## Given data:

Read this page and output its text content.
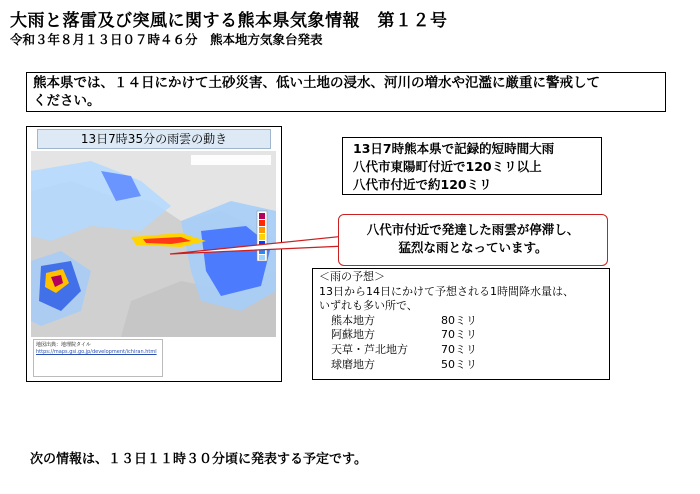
大雨と落雷及び突風に関する熊本県気象情報　第１２号
令和３年８月１３日０７時４６分　熊本地方気象台発表
熊本県では、１４日にかけて土砂災害、低い土地の浸水、河川の増水や氾濫に厳重に警戒して
ください。
13日7時35分の雨雲の動き
地図出典：地理院タイル
https://maps.gsi.go.jp/development/ichiran.html
13日7時熊本県で記録的短時間大雨
八代市東陽町付近で120ミリ以上
八代市付近で約120ミリ
八代市付近で発達した雨雲が停滞し、
猛烈な雨となっています。
＜雨の予想＞
13日から14日にかけて予想される1時間降水量は、
いずれも多い所で、
熊本地方	80ミリ
阿蘇地方	70ミリ
天草・芦北地方	70ミリ
球磨地方	50ミリ
次の情報は、１３日１１時３０分頃に発表する予定です。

## Exercise:
Drop the images and quote the entries word for word.

## Written answer:
Read this page and output its text content.
大雨と落雷及び突風に関する熊本県気象情報　第１２号
令和３年８月１３日０７時４６分　熊本地方気象台発表
熊本県では、１４日にかけて土砂災害、低い土地の浸水、河川の増水や氾濫に厳重に警戒して
ください。
13日7時35分の雨雲の動き
地図出典：地理院タイル
https://maps.gsi.go.jp/development/ichiran.html
13日7時熊本県で記録的短時間大雨
八代市東陽町付近で120ミリ以上
八代市付近で約120ミリ
八代市付近で発達した雨雲が停滞し、
猛烈な雨となっています。
＜雨の予想＞
13日から14日にかけて予想される1時間降水量は、
いずれも多い所で、
熊本地方	80ミリ
阿蘇地方	70ミリ
天草・芦北地方	70ミリ
球磨地方	50ミリ
次の情報は、１３日１１時３０分頃に発表する予定です。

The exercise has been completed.